▶ [GIVEN INSTRUCTION]
Write out the entries below once more, exactly.

▶ [INPUT FOR THIS TASK]
################

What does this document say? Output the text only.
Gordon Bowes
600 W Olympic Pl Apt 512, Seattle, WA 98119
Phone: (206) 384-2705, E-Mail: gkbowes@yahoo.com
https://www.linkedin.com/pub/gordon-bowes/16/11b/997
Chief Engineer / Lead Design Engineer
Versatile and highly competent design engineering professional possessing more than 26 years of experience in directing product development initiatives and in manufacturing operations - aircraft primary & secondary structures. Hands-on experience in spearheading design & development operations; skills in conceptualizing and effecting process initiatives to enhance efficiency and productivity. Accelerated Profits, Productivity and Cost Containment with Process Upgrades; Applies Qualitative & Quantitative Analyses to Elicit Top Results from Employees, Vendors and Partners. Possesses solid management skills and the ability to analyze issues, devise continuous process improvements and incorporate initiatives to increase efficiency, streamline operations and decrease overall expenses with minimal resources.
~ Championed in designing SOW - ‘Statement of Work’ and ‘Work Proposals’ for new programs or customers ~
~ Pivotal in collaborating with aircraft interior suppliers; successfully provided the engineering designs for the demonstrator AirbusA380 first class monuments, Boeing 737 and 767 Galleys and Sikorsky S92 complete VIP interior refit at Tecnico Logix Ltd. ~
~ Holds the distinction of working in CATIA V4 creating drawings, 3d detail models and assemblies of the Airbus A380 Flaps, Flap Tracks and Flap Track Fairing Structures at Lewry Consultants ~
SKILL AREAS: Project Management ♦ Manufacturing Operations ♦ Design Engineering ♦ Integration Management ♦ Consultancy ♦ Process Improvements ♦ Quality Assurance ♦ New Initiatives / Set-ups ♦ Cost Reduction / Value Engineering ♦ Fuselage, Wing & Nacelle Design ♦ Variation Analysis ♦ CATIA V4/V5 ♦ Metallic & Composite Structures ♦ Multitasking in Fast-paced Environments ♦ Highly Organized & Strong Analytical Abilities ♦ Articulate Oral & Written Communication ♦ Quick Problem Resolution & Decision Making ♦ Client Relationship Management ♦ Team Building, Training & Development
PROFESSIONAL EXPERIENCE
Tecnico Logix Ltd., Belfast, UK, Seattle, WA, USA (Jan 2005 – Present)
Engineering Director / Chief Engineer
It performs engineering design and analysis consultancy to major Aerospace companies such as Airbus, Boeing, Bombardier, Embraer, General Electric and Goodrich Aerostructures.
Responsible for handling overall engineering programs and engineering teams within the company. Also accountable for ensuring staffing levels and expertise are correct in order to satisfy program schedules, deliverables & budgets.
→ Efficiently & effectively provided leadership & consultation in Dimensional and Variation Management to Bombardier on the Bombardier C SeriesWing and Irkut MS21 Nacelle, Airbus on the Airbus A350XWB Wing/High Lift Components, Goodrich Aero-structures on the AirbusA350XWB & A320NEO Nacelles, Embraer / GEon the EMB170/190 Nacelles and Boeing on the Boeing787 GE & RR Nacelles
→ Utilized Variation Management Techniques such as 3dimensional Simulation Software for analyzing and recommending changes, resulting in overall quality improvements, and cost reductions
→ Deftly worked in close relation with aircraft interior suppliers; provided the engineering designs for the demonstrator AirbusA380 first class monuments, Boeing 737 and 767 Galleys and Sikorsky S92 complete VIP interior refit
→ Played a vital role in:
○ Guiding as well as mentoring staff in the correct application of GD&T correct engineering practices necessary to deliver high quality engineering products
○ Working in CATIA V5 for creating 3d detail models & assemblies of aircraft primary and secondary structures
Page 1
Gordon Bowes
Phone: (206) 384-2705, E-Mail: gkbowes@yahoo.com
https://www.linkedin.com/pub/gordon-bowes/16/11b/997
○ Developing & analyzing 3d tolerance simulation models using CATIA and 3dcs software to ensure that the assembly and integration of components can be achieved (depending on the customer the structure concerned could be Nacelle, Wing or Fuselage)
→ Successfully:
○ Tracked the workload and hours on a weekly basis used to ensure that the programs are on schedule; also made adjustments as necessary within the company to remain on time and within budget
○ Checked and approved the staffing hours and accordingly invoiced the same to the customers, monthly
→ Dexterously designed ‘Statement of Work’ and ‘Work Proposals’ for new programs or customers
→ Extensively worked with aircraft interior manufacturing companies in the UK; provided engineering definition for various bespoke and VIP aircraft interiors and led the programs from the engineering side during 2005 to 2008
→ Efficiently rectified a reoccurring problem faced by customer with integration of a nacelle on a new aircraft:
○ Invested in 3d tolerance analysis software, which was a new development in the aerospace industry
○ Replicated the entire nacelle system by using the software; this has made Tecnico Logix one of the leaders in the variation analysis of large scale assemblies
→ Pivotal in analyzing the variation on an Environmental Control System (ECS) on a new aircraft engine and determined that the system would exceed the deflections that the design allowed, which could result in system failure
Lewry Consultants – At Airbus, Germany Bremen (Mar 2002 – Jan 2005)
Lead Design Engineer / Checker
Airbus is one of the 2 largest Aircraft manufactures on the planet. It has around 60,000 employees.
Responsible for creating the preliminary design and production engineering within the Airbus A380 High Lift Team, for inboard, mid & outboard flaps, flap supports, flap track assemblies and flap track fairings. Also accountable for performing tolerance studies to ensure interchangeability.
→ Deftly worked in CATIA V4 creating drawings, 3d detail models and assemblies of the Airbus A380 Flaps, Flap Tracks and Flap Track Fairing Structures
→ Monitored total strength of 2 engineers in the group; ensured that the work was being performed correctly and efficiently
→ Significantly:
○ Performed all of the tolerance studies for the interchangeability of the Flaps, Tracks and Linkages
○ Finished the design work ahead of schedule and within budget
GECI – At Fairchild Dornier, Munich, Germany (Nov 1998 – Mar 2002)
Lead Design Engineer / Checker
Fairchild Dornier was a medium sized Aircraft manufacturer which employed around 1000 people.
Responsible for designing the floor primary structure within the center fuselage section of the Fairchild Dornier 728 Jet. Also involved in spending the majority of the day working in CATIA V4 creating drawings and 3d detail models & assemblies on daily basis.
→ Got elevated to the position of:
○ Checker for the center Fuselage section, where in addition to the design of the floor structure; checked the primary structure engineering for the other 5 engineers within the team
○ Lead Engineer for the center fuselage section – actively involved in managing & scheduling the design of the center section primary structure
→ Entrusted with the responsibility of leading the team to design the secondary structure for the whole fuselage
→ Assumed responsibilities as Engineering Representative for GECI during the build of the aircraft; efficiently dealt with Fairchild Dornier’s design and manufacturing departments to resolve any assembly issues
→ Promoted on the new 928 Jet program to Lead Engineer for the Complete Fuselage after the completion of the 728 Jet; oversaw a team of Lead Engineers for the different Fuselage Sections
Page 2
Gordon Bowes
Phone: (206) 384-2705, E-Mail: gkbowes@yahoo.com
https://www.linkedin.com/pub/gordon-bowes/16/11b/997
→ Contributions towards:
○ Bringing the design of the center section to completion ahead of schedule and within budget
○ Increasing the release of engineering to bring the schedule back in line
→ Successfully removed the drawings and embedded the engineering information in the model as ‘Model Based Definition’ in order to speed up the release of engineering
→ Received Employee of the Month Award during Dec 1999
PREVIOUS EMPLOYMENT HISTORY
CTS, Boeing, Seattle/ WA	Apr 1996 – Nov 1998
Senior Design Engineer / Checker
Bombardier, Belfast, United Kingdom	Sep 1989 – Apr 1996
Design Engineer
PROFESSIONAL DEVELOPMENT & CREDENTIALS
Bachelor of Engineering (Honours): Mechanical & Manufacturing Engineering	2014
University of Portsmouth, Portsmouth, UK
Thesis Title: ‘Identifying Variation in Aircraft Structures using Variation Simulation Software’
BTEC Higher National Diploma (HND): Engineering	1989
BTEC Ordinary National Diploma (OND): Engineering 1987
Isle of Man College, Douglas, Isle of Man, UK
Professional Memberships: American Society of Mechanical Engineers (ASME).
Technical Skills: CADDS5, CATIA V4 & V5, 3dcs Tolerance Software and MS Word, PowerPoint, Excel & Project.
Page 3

################

▶ [TASK RESPONSE]
What does this document say? Output the text only.
Gordon Bowes
600 W Olympic Pl Apt 512, Seattle, WA 98119
Phone: (206) 384-2705, E-Mail: gkbowes@yahoo.com
https://www.linkedin.com/pub/gordon-bowes/16/11b/997
Chief Engineer / Lead Design Engineer
Versatile and highly competent design engineering professional possessing more than 26 years of experience in directing product development initiatives and in manufacturing operations - aircraft primary & secondary structures. Hands-on experience in spearheading design & development operations; skills in conceptualizing and effecting process initiatives to enhance efficiency and productivity. Accelerated Profits, Productivity and Cost Containment with Process Upgrades; Applies Qualitative & Quantitative Analyses to Elicit Top Results from Employees, Vendors and Partners. Possesses solid management skills and the ability to analyze issues, devise continuous process improvements and incorporate initiatives to increase efficiency, streamline operations and decrease overall expenses with minimal resources.
~ Championed in designing SOW - ‘Statement of Work’ and ‘Work Proposals’ for new programs or customers ~
~ Pivotal in collaborating with aircraft interior suppliers; successfully provided the engineering designs for the demonstrator AirbusA380 first class monuments, Boeing 737 and 767 Galleys and Sikorsky S92 complete VIP interior refit at Tecnico Logix Ltd. ~
~ Holds the distinction of working in CATIA V4 creating drawings, 3d detail models and assemblies of the Airbus A380 Flaps, Flap Tracks and Flap Track Fairing Structures at Lewry Consultants ~
SKILL AREAS: Project Management ♦ Manufacturing Operations ♦ Design Engineering ♦ Integration Management ♦ Consultancy ♦ Process Improvements ♦ Quality Assurance ♦ New Initiatives / Set-ups ♦ Cost Reduction / Value Engineering ♦ Fuselage, Wing & Nacelle Design ♦ Variation Analysis ♦ CATIA V4/V5 ♦ Metallic & Composite Structures ♦ Multitasking in Fast-paced Environments ♦ Highly Organized & Strong Analytical Abilities ♦ Articulate Oral & Written Communication ♦ Quick Problem Resolution & Decision Making ♦ Client Relationship Management ♦ Team Building, Training & Development
PROFESSIONAL EXPERIENCE
Tecnico Logix Ltd., Belfast, UK, Seattle, WA, USA (Jan 2005 – Present)
Engineering Director / Chief Engineer
It performs engineering design and analysis consultancy to major Aerospace companies such as Airbus, Boeing, Bombardier, Embraer, General Electric and Goodrich Aerostructures.
Responsible for handling overall engineering programs and engineering teams within the company. Also accountable for ensuring staffing levels and expertise are correct in order to satisfy program schedules, deliverables & budgets.
→ Efficiently & effectively provided leadership & consultation in Dimensional and Variation Management to Bombardier on the Bombardier C SeriesWing and Irkut MS21 Nacelle, Airbus on the Airbus A350XWB Wing/High Lift Components, Goodrich Aero-structures on the AirbusA350XWB & A320NEO Nacelles, Embraer / GEon the EMB170/190 Nacelles and Boeing on the Boeing787 GE & RR Nacelles
→ Utilized Variation Management Techniques such as 3dimensional Simulation Software for analyzing and recommending changes, resulting in overall quality improvements, and cost reductions
→ Deftly worked in close relation with aircraft interior suppliers; provided the engineering designs for the demonstrator AirbusA380 first class monuments, Boeing 737 and 767 Galleys and Sikorsky S92 complete VIP interior refit
→ Played a vital role in:
○ Guiding as well as mentoring staff in the correct application of GD&T correct engineering practices necessary to deliver high quality engineering products
○ Working in CATIA V5 for creating 3d detail models & assemblies of aircraft primary and secondary structures
Page 1
Gordon Bowes
Phone: (206) 384-2705, E-Mail: gkbowes@yahoo.com
https://www.linkedin.com/pub/gordon-bowes/16/11b/997
○ Developing & analyzing 3d tolerance simulation models using CATIA and 3dcs software to ensure that the assembly and integration of components can be achieved (depending on the customer the structure concerned could be Nacelle, Wing or Fuselage)
→ Successfully:
○ Tracked the workload and hours on a weekly basis used to ensure that the programs are on schedule; also made adjustments as necessary within the company to remain on time and within budget
○ Checked and approved the staffing hours and accordingly invoiced the same to the customers, monthly
→ Dexterously designed ‘Statement of Work’ and ‘Work Proposals’ for new programs or customers
→ Extensively worked with aircraft interior manufacturing companies in the UK; provided engineering definition for various bespoke and VIP aircraft interiors and led the programs from the engineering side during 2005 to 2008
→ Efficiently rectified a reoccurring problem faced by customer with integration of a nacelle on a new aircraft:
○ Invested in 3d tolerance analysis software, which was a new development in the aerospace industry
○ Replicated the entire nacelle system by using the software; this has made Tecnico Logix one of the leaders in the variation analysis of large scale assemblies
→ Pivotal in analyzing the variation on an Environmental Control System (ECS) on a new aircraft engine and determined that the system would exceed the deflections that the design allowed, which could result in system failure
Lewry Consultants – At Airbus, Germany Bremen (Mar 2002 – Jan 2005)
Lead Design Engineer / Checker
Airbus is one of the 2 largest Aircraft manufactures on the planet. It has around 60,000 employees.
Responsible for creating the preliminary design and production engineering within the Airbus A380 High Lift Team, for inboard, mid & outboard flaps, flap supports, flap track assemblies and flap track fairings. Also accountable for performing tolerance studies to ensure interchangeability.
→ Deftly worked in CATIA V4 creating drawings, 3d detail models and assemblies of the Airbus A380 Flaps, Flap Tracks and Flap Track Fairing Structures
→ Monitored total strength of 2 engineers in the group; ensured that the work was being performed correctly and efficiently
→ Significantly:
○ Performed all of the tolerance studies for the interchangeability of the Flaps, Tracks and Linkages
○ Finished the design work ahead of schedule and within budget
GECI – At Fairchild Dornier, Munich, Germany (Nov 1998 – Mar 2002)
Lead Design Engineer / Checker
Fairchild Dornier was a medium sized Aircraft manufacturer which employed around 1000 people.
Responsible for designing the floor primary structure within the center fuselage section of the Fairchild Dornier 728 Jet. Also involved in spending the majority of the day working in CATIA V4 creating drawings and 3d detail models & assemblies on daily basis.
→ Got elevated to the position of:
○ Checker for the center Fuselage section, where in addition to the design of the floor structure; checked the primary structure engineering for the other 5 engineers within the team
○ Lead Engineer for the center fuselage section – actively involved in managing & scheduling the design of the center section primary structure
→ Entrusted with the responsibility of leading the team to design the secondary structure for the whole fuselage
→ Assumed responsibilities as Engineering Representative for GECI during the build of the aircraft; efficiently dealt with Fairchild Dornier’s design and manufacturing departments to resolve any assembly issues
→ Promoted on the new 928 Jet program to Lead Engineer for the Complete Fuselage after the completion of the 728 Jet; oversaw a team of Lead Engineers for the different Fuselage Sections
Page 2
Gordon Bowes
Phone: (206) 384-2705, E-Mail: gkbowes@yahoo.com
https://www.linkedin.com/pub/gordon-bowes/16/11b/997
→ Contributions towards:
○ Bringing the design of the center section to completion ahead of schedule and within budget
○ Increasing the release of engineering to bring the schedule back in line
→ Successfully removed the drawings and embedded the engineering information in the model as ‘Model Based Definition’ in order to speed up the release of engineering
→ Received Employee of the Month Award during Dec 1999
PREVIOUS EMPLOYMENT HISTORY
CTS, Boeing, Seattle/ WA	Apr 1996 – Nov 1998
Senior Design Engineer / Checker
Bombardier, Belfast, United Kingdom	Sep 1989 – Apr 1996
Design Engineer
PROFESSIONAL DEVELOPMENT & CREDENTIALS
Bachelor of Engineering (Honours): Mechanical & Manufacturing Engineering	2014
University of Portsmouth, Portsmouth, UK
Thesis Title: ‘Identifying Variation in Aircraft Structures using Variation Simulation Software’
BTEC Higher National Diploma (HND): Engineering	1989
BTEC Ordinary National Diploma (OND): Engineering 1987
Isle of Man College, Douglas, Isle of Man, UK
Professional Memberships: American Society of Mechanical Engineers (ASME).
Technical Skills: CADDS5, CATIA V4 & V5, 3dcs Tolerance Software and MS Word, PowerPoint, Excel & Project.
Page 3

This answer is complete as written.